Stored rows:
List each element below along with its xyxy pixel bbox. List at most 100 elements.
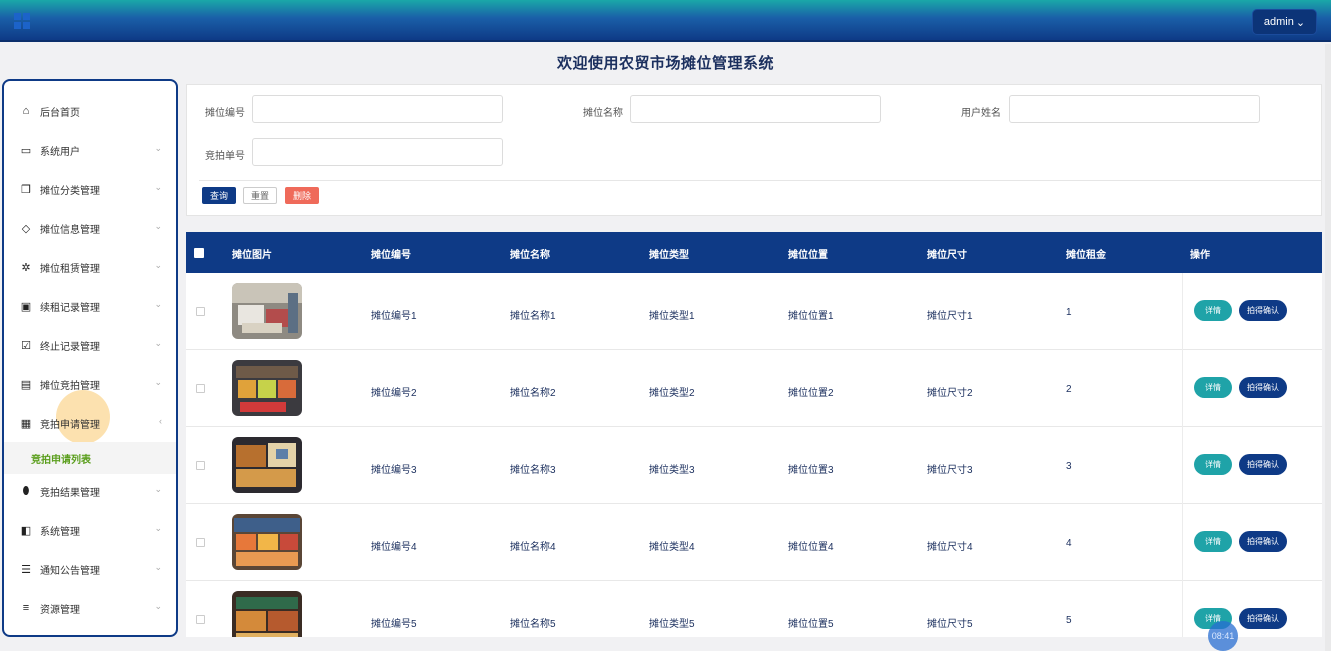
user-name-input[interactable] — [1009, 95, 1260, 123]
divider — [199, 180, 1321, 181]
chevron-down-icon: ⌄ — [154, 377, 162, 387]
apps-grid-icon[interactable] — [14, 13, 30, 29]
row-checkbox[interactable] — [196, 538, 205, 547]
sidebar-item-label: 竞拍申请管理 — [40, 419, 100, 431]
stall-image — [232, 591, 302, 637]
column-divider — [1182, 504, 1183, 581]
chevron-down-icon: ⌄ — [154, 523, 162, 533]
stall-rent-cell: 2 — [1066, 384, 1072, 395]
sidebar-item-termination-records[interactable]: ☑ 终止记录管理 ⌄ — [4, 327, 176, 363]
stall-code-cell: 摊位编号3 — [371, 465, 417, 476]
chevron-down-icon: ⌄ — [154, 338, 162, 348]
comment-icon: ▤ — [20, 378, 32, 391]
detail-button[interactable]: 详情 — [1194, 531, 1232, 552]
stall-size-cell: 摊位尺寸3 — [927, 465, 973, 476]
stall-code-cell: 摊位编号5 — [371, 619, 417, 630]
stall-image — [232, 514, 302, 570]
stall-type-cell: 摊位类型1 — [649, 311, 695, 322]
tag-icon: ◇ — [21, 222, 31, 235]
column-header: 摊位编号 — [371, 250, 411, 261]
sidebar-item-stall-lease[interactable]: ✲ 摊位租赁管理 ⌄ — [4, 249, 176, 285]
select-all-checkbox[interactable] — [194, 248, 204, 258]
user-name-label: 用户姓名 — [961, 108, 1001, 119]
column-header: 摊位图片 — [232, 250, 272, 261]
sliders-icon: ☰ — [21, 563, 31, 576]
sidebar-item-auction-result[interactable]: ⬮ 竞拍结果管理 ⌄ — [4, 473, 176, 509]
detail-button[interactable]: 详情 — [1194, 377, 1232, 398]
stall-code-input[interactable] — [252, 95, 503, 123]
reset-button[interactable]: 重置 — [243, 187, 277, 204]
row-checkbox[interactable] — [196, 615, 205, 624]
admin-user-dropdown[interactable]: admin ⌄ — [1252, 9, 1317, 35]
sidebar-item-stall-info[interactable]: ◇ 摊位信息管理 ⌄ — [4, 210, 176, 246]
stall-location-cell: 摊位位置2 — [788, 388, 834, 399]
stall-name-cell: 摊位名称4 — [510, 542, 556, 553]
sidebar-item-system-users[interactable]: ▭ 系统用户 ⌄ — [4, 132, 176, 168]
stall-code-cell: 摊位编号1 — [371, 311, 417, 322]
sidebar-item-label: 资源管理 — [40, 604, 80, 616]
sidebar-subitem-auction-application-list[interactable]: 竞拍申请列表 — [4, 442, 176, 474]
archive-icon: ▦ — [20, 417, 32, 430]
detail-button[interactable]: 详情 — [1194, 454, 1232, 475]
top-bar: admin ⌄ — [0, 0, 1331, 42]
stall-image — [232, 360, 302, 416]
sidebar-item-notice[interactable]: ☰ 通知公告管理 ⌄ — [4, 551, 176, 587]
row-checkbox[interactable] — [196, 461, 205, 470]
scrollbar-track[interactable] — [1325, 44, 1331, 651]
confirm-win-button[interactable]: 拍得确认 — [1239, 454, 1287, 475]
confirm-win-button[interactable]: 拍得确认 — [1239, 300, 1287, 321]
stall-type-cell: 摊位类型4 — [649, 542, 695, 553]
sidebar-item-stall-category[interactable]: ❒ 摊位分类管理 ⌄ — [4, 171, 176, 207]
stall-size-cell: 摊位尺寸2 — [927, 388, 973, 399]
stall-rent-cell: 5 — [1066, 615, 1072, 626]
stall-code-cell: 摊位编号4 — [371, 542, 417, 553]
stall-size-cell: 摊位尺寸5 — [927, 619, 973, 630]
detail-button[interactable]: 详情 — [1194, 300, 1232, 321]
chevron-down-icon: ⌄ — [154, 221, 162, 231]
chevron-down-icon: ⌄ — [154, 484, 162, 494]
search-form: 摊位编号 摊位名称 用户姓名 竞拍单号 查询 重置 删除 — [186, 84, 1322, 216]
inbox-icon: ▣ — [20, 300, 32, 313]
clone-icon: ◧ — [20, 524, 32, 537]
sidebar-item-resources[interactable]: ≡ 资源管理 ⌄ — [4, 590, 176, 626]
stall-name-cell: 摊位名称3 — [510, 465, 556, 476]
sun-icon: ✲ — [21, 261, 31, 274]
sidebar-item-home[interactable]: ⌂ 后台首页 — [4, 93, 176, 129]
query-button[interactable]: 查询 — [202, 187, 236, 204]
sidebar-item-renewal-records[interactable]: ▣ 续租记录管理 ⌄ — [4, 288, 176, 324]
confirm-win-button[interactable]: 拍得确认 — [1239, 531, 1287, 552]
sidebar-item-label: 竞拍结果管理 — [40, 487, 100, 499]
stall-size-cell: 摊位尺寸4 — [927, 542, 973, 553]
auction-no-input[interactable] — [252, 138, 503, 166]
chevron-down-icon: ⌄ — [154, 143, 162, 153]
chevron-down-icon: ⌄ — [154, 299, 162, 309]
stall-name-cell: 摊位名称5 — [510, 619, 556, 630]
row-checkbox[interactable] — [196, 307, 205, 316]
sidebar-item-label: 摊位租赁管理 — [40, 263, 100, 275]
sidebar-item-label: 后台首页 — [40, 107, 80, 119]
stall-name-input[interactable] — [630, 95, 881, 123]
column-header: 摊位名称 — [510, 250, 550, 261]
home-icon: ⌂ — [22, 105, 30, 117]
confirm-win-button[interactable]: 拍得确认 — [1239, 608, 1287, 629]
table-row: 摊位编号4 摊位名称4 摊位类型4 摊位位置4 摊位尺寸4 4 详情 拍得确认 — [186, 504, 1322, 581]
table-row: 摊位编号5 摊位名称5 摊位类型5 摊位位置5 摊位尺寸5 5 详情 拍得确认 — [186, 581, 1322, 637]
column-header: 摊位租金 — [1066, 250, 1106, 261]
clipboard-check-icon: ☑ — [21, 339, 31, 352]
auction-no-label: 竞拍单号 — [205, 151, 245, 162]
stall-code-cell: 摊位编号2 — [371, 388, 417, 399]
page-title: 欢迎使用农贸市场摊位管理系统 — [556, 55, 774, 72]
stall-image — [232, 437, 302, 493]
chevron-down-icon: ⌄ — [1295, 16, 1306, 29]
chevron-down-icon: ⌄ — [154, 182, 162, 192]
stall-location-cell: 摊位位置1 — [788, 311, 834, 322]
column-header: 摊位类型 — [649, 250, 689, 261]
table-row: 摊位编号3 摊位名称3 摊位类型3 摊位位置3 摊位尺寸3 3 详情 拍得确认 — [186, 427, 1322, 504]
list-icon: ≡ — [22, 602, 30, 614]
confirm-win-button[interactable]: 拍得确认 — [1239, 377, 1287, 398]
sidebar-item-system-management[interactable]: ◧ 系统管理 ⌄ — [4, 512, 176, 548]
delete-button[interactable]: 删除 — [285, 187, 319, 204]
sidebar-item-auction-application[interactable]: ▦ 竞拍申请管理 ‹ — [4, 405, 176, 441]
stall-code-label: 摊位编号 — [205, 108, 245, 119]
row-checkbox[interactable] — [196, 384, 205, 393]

Work required: Extract every item above exactly as it appears, line for line, but leave out the pictures.

Response:
List each element below along with its xyxy pixel bbox. List at most 100 elements.
user-name-input[interactable] — [1009, 95, 1260, 123]
divider — [199, 180, 1321, 181]
chevron-down-icon: ⌄ — [154, 377, 162, 387]
apps-grid-icon[interactable] — [14, 13, 30, 29]
row-checkbox[interactable] — [196, 538, 205, 547]
sidebar-item-label: 竞拍申请管理 — [40, 419, 100, 431]
stall-image — [232, 591, 302, 637]
column-divider — [1182, 504, 1183, 581]
chevron-down-icon: ⌄ — [154, 523, 162, 533]
stall-rent-cell: 2 — [1066, 384, 1072, 395]
sidebar-item-termination-records[interactable]: ☑ 终止记录管理 ⌄ — [4, 327, 176, 363]
stall-code-cell: 摊位编号3 — [371, 465, 417, 476]
chevron-down-icon: ⌄ — [154, 338, 162, 348]
comment-icon: ▤ — [20, 378, 32, 391]
detail-button[interactable]: 详情 — [1194, 531, 1232, 552]
stall-size-cell: 摊位尺寸3 — [927, 465, 973, 476]
stall-code-cell: 摊位编号5 — [371, 619, 417, 630]
stall-image — [232, 514, 302, 570]
stall-type-cell: 摊位类型1 — [649, 311, 695, 322]
tag-icon: ◇ — [21, 222, 31, 235]
column-header: 摊位编号 — [371, 250, 411, 261]
sidebar-item-stall-lease[interactable]: ✲ 摊位租赁管理 ⌄ — [4, 249, 176, 285]
select-all-checkbox[interactable] — [194, 248, 204, 258]
user-name-label: 用户姓名 — [961, 108, 1001, 119]
column-header: 摊位图片 — [232, 250, 272, 261]
sliders-icon: ☰ — [21, 563, 31, 576]
sidebar-item-auction-result[interactable]: ⬮ 竞拍结果管理 ⌄ — [4, 473, 176, 509]
detail-button[interactable]: 详情 — [1194, 377, 1232, 398]
stall-code-input[interactable] — [252, 95, 503, 123]
reset-button[interactable]: 重置 — [243, 187, 277, 204]
row-checkbox[interactable] — [196, 615, 205, 624]
admin-user-dropdown[interactable]: admin ⌄ — [1252, 9, 1317, 35]
sidebar-item-stall-info[interactable]: ◇ 摊位信息管理 ⌄ — [4, 210, 176, 246]
stall-location-cell: 摊位位置2 — [788, 388, 834, 399]
stall-name-cell: 摊位名称4 — [510, 542, 556, 553]
sidebar-item-system-users[interactable]: ▭ 系统用户 ⌄ — [4, 132, 176, 168]
stall-code-cell: 摊位编号1 — [371, 311, 417, 322]
sidebar-item-label: 资源管理 — [40, 604, 80, 616]
sidebar-subitem-auction-application-list[interactable]: 竞拍申请列表 — [4, 442, 176, 474]
archive-icon: ▦ — [20, 417, 32, 430]
detail-button[interactable]: 详情 — [1194, 454, 1232, 475]
top-bar: admin ⌄ — [0, 0, 1331, 42]
stall-image — [232, 360, 302, 416]
sidebar-item-notice[interactable]: ☰ 通知公告管理 ⌄ — [4, 551, 176, 587]
row-checkbox[interactable] — [196, 461, 205, 470]
scrollbar-track[interactable] — [1325, 44, 1331, 651]
confirm-win-button[interactable]: 拍得确认 — [1239, 454, 1287, 475]
confirm-win-button[interactable]: 拍得确认 — [1239, 300, 1287, 321]
stall-type-cell: 摊位类型4 — [649, 542, 695, 553]
sidebar-item-stall-category[interactable]: ❒ 摊位分类管理 ⌄ — [4, 171, 176, 207]
stall-size-cell: 摊位尺寸2 — [927, 388, 973, 399]
stall-rent-cell: 5 — [1066, 615, 1072, 626]
stall-code-cell: 摊位编号4 — [371, 542, 417, 553]
stall-size-cell: 摊位尺寸5 — [927, 619, 973, 630]
detail-button[interactable]: 详情 — [1194, 300, 1232, 321]
chevron-down-icon: ⌄ — [154, 221, 162, 231]
chevron-down-icon: ⌄ — [154, 484, 162, 494]
search-form: 摊位编号 摊位名称 用户姓名 竞拍单号 查询 重置 删除 — [186, 84, 1322, 216]
inbox-icon: ▣ — [20, 300, 32, 313]
clone-icon: ◧ — [20, 524, 32, 537]
sidebar-item-resources[interactable]: ≡ 资源管理 ⌄ — [4, 590, 176, 626]
stall-name-cell: 摊位名称3 — [510, 465, 556, 476]
sun-icon: ✲ — [21, 261, 31, 274]
sidebar-item-home[interactable]: ⌂ 后台首页 — [4, 93, 176, 129]
query-button[interactable]: 查询 — [202, 187, 236, 204]
sidebar-item-renewal-records[interactable]: ▣ 续租记录管理 ⌄ — [4, 288, 176, 324]
confirm-win-button[interactable]: 拍得确认 — [1239, 531, 1287, 552]
sidebar-item-label: 竞拍结果管理 — [40, 487, 100, 499]
stall-size-cell: 摊位尺寸4 — [927, 542, 973, 553]
auction-no-input[interactable] — [252, 138, 503, 166]
chevron-down-icon: ⌄ — [154, 143, 162, 153]
chevron-down-icon: ⌄ — [154, 299, 162, 309]
stall-name-cell: 摊位名称5 — [510, 619, 556, 630]
row-checkbox[interactable] — [196, 307, 205, 316]
sidebar-item-label: 摊位租赁管理 — [40, 263, 100, 275]
sidebar-item-label: 后台首页 — [40, 107, 80, 119]
stall-name-input[interactable] — [630, 95, 881, 123]
column-header: 摊位名称 — [510, 250, 550, 261]
home-icon: ⌂ — [22, 105, 30, 117]
confirm-win-button[interactable]: 拍得确认 — [1239, 608, 1287, 629]
table-row: 摊位编号4 摊位名称4 摊位类型4 摊位位置4 摊位尺寸4 4 详情 拍得确认 — [186, 504, 1322, 581]
table-row: 摊位编号5 摊位名称5 摊位类型5 摊位位置5 摊位尺寸5 5 详情 拍得确认 — [186, 581, 1322, 637]
column-header: 摊位租金 — [1066, 250, 1106, 261]
clipboard-check-icon: ☑ — [21, 339, 31, 352]
auction-no-label: 竞拍单号 — [205, 151, 245, 162]
stall-code-cell: 摊位编号2 — [371, 388, 417, 399]
page-title: 欢迎使用农贸市场摊位管理系统 — [556, 55, 774, 72]
stall-image — [232, 437, 302, 493]
chevron-down-icon: ⌄ — [1295, 16, 1306, 29]
chevron-down-icon: ⌄ — [154, 182, 162, 192]
stall-location-cell: 摊位位置1 — [788, 311, 834, 322]
column-header: 摊位类型 — [649, 250, 689, 261]
table-row: 摊位编号3 摊位名称3 摊位类型3 摊位位置3 摊位尺寸3 3 详情 拍得确认 — [186, 427, 1322, 504]
list-icon: ≡ — [22, 602, 30, 614]
confirm-win-button[interactable]: 拍得确认 — [1239, 377, 1287, 398]
sidebar-item-system-management[interactable]: ◧ 系统管理 ⌄ — [4, 512, 176, 548]
delete-button[interactable]: 删除 — [285, 187, 319, 204]
sidebar-item-auction-application[interactable]: ▦ 竞拍申请管理 ‹ — [4, 405, 176, 441]
stall-code-label: 摊位编号 — [205, 108, 245, 119]
row-checkbox[interactable] — [196, 384, 205, 393]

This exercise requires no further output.